[Stored records]
BEGIN

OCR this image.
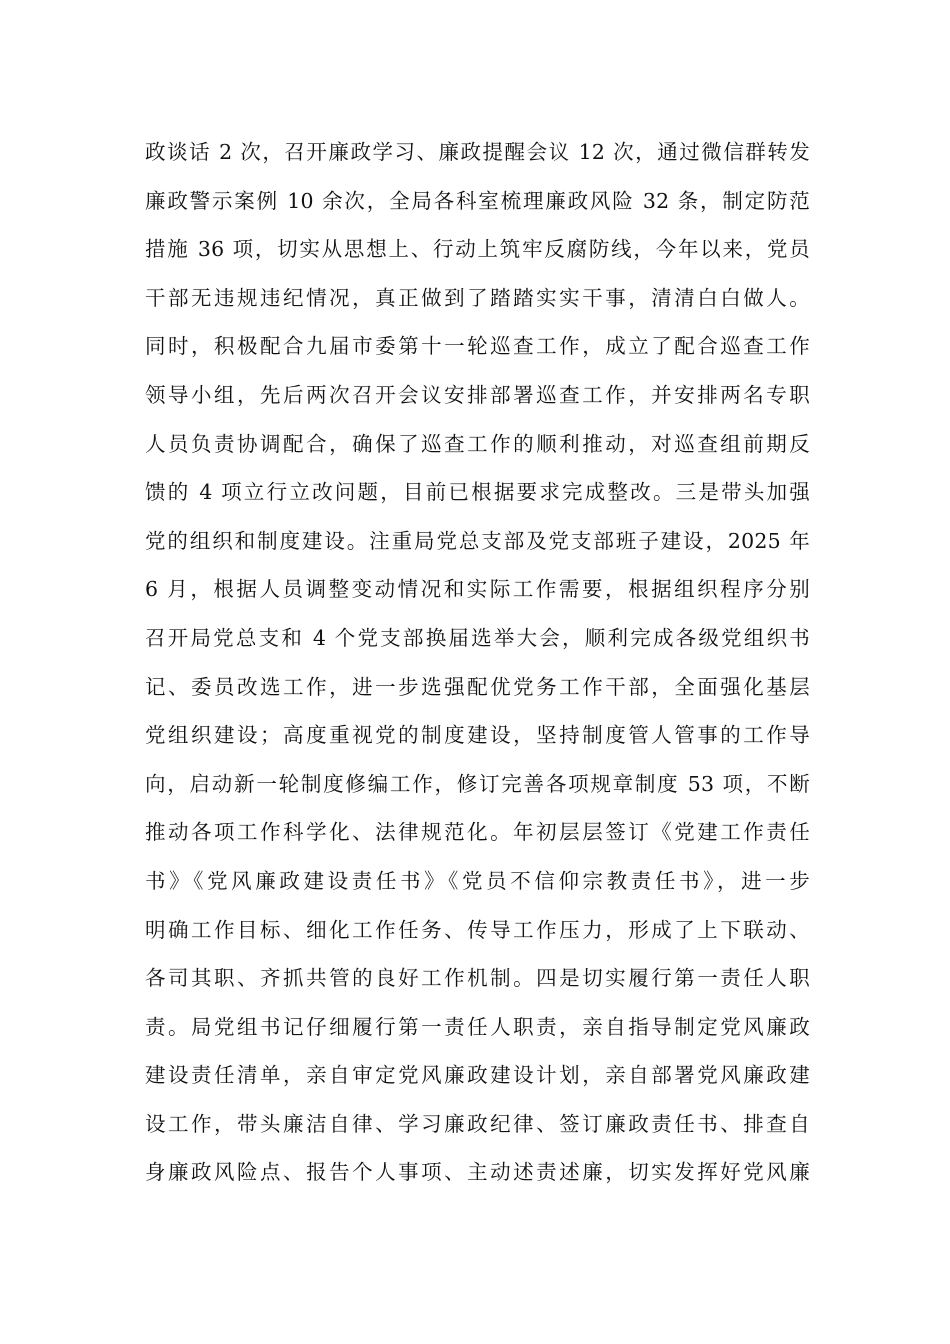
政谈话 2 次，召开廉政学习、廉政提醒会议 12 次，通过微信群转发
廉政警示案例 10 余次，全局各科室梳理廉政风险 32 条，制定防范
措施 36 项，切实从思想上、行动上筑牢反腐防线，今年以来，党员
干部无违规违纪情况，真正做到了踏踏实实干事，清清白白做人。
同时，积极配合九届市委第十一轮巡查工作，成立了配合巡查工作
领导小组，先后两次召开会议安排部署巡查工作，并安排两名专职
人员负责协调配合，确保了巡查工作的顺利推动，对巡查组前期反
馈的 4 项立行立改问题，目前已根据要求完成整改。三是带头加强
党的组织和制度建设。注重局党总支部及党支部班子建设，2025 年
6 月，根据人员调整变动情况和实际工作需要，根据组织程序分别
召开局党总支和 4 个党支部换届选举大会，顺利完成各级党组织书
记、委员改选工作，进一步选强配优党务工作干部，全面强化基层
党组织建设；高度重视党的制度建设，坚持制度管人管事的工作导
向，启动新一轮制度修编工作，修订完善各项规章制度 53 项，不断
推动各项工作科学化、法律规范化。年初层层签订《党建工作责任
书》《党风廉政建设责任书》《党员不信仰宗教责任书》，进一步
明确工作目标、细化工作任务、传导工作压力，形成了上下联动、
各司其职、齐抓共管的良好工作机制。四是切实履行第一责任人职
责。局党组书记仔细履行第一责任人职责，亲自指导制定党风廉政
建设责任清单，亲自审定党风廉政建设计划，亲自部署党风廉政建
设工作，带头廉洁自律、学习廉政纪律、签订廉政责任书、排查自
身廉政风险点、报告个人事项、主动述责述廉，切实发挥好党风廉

END

▶ _Directions for this task_:
The listing above must be printed again exactly, minus its pictures.

▶ _Full answer_:
OCR this image.
政谈话 2 次，召开廉政学习、廉政提醒会议 12 次，通过微信群转发
廉政警示案例 10 余次，全局各科室梳理廉政风险 32 条，制定防范
措施 36 项，切实从思想上、行动上筑牢反腐防线，今年以来，党员
干部无违规违纪情况，真正做到了踏踏实实干事，清清白白做人。
同时，积极配合九届市委第十一轮巡查工作，成立了配合巡查工作
领导小组，先后两次召开会议安排部署巡查工作，并安排两名专职
人员负责协调配合，确保了巡查工作的顺利推动，对巡查组前期反
馈的 4 项立行立改问题，目前已根据要求完成整改。三是带头加强
党的组织和制度建设。注重局党总支部及党支部班子建设，2025 年
6 月，根据人员调整变动情况和实际工作需要，根据组织程序分别
召开局党总支和 4 个党支部换届选举大会，顺利完成各级党组织书
记、委员改选工作，进一步选强配优党务工作干部，全面强化基层
党组织建设；高度重视党的制度建设，坚持制度管人管事的工作导
向，启动新一轮制度修编工作，修订完善各项规章制度 53 项，不断
推动各项工作科学化、法律规范化。年初层层签订《党建工作责任
书》《党风廉政建设责任书》《党员不信仰宗教责任书》，进一步
明确工作目标、细化工作任务、传导工作压力，形成了上下联动、
各司其职、齐抓共管的良好工作机制。四是切实履行第一责任人职
责。局党组书记仔细履行第一责任人职责，亲自指导制定党风廉政
建设责任清单，亲自审定党风廉政建设计划，亲自部署党风廉政建
设工作，带头廉洁自律、学习廉政纪律、签订廉政责任书、排查自
身廉政风险点、报告个人事项、主动述责述廉，切实发挥好党风廉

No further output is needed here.